#### Aim of the task
Nothing but the lines from the line with "Extract all readable text from this page." through the end of the data is to be copied, and each is to be copied exactly.

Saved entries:

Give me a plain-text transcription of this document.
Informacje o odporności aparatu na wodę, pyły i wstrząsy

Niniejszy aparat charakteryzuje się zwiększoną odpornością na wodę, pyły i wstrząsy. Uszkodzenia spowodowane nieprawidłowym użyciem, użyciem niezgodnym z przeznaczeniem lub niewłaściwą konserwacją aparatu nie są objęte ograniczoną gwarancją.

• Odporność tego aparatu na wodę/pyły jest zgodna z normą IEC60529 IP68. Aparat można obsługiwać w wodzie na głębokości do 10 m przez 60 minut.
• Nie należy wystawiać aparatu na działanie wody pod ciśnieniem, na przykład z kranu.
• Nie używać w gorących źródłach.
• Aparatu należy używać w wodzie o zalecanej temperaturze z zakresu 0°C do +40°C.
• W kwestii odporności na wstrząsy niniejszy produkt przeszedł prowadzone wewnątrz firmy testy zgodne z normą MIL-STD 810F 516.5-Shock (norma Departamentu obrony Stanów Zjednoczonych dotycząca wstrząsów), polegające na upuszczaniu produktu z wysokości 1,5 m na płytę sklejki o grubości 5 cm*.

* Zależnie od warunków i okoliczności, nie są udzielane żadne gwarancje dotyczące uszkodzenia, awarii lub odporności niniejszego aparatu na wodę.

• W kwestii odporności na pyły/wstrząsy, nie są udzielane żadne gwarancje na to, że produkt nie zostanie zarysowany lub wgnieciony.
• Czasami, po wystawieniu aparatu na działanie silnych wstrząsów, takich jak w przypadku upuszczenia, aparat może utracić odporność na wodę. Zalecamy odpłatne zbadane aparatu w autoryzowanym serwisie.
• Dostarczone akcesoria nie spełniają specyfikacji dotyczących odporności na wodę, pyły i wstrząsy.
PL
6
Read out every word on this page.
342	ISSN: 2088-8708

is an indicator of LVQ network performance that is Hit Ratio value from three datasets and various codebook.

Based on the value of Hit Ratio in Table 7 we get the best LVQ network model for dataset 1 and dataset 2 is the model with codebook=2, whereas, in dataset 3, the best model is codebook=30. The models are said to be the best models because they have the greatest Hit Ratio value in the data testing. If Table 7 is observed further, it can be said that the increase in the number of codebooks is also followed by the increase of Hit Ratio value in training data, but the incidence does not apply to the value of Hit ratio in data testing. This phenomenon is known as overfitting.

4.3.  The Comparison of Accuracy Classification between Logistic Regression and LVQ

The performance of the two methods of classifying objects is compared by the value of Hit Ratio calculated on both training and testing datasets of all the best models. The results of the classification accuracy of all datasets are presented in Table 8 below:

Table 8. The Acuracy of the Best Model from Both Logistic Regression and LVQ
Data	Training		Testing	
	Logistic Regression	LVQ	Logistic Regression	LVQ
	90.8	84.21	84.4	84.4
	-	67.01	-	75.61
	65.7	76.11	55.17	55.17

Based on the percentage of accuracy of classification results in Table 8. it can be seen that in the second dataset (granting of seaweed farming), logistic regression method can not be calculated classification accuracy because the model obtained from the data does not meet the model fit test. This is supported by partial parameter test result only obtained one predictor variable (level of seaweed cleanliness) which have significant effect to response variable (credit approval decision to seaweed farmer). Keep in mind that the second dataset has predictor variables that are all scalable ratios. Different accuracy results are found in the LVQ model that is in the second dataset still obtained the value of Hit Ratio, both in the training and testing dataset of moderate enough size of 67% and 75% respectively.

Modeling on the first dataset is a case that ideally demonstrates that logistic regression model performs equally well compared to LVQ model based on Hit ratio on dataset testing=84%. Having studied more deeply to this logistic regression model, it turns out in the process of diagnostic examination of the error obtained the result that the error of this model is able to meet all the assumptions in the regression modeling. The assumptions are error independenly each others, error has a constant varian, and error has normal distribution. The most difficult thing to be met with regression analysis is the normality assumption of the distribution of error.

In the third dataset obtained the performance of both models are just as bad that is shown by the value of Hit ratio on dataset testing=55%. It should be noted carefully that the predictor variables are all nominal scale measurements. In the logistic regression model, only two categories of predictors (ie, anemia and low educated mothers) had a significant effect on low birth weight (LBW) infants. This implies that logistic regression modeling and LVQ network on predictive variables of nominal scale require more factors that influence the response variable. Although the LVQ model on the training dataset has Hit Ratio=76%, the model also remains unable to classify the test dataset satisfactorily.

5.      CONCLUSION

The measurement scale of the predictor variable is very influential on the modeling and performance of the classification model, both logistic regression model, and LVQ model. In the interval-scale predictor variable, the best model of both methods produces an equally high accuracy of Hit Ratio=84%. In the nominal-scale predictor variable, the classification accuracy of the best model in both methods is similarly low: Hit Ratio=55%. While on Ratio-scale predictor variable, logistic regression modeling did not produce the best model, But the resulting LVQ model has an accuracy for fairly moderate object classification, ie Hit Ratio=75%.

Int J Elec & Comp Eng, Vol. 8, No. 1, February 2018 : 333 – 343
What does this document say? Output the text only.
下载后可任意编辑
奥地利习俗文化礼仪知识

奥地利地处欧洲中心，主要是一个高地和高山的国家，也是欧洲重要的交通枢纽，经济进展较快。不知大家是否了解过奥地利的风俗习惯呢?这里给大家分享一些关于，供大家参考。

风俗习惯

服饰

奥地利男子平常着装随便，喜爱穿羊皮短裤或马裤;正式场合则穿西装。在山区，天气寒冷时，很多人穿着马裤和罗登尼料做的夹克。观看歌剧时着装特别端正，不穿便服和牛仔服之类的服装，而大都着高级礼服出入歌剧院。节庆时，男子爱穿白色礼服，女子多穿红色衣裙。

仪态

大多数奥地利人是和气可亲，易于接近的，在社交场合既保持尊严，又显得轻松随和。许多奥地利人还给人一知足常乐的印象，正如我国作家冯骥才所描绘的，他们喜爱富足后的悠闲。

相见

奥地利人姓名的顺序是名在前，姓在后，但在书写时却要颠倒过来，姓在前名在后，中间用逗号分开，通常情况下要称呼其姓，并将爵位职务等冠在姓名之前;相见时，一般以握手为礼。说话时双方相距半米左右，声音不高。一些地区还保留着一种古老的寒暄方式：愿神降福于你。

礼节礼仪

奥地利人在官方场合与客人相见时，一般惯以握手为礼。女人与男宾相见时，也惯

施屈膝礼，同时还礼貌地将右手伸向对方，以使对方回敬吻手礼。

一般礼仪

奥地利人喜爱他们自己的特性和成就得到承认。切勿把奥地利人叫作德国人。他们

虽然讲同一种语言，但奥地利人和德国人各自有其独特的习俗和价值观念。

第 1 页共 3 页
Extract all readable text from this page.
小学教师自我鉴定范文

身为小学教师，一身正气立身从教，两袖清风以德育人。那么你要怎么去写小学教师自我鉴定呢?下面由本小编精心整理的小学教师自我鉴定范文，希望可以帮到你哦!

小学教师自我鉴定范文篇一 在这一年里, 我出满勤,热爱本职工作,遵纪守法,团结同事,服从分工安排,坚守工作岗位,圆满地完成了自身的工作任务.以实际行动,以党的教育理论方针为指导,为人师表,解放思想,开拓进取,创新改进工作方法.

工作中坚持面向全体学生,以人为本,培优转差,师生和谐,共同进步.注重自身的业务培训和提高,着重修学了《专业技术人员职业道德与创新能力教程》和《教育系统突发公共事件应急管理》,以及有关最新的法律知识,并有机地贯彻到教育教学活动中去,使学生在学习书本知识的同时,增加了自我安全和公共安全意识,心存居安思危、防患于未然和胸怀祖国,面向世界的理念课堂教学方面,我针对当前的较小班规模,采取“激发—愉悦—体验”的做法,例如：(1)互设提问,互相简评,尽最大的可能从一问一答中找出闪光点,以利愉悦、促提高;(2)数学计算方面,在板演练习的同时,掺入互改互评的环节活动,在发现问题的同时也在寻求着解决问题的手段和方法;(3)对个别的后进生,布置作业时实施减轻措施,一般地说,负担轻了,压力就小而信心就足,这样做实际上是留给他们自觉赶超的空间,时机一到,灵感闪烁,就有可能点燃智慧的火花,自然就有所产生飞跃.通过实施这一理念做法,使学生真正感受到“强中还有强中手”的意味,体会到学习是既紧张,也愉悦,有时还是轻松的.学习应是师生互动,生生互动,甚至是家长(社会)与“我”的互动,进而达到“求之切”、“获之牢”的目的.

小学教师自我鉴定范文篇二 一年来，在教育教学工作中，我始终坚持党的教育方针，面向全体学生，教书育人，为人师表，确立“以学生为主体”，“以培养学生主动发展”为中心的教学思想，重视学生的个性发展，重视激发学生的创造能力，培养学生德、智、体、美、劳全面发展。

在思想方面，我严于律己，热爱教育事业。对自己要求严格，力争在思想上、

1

#### Answer to this problem
Extract all readable text from this page.
小学教师自我鉴定范文

身为小学教师，一身正气立身从教，两袖清风以德育人。那么你要怎么去写小学教师自我鉴定呢?下面由本小编精心整理的小学教师自我鉴定范文，希望可以帮到你哦!

小学教师自我鉴定范文篇一 在这一年里, 我出满勤,热爱本职工作,遵纪守法,团结同事,服从分工安排,坚守工作岗位,圆满地完成了自身的工作任务.以实际行动,以党的教育理论方针为指导,为人师表,解放思想,开拓进取,创新改进工作方法.

工作中坚持面向全体学生,以人为本,培优转差,师生和谐,共同进步.注重自身的业务培训和提高,着重修学了《专业技术人员职业道德与创新能力教程》和《教育系统突发公共事件应急管理》,以及有关最新的法律知识,并有机地贯彻到教育教学活动中去,使学生在学习书本知识的同时,增加了自我安全和公共安全意识,心存居安思危、防患于未然和胸怀祖国,面向世界的理念课堂教学方面,我针对当前的较小班规模,采取“激发—愉悦—体验”的做法,例如：(1)互设提问,互相简评,尽最大的可能从一问一答中找出闪光点,以利愉悦、促提高;(2)数学计算方面,在板演练习的同时,掺入互改互评的环节活动,在发现问题的同时也在寻求着解决问题的手段和方法;(3)对个别的后进生,布置作业时实施减轻措施,一般地说,负担轻了,压力就小而信心就足,这样做实际上是留给他们自觉赶超的空间,时机一到,灵感闪烁,就有可能点燃智慧的火花,自然就有所产生飞跃.通过实施这一理念做法,使学生真正感受到“强中还有强中手”的意味,体会到学习是既紧张,也愉悦,有时还是轻松的.学习应是师生互动,生生互动,甚至是家长(社会)与“我”的互动,进而达到“求之切”、“获之牢”的目的.

小学教师自我鉴定范文篇二 一年来，在教育教学工作中，我始终坚持党的教育方针，面向全体学生，教书育人，为人师表，确立“以学生为主体”，“以培养学生主动发展”为中心的教学思想，重视学生的个性发展，重视激发学生的创造能力，培养学生德、智、体、美、劳全面发展。

在思想方面，我严于律己，热爱教育事业。对自己要求严格，力争在思想上、

1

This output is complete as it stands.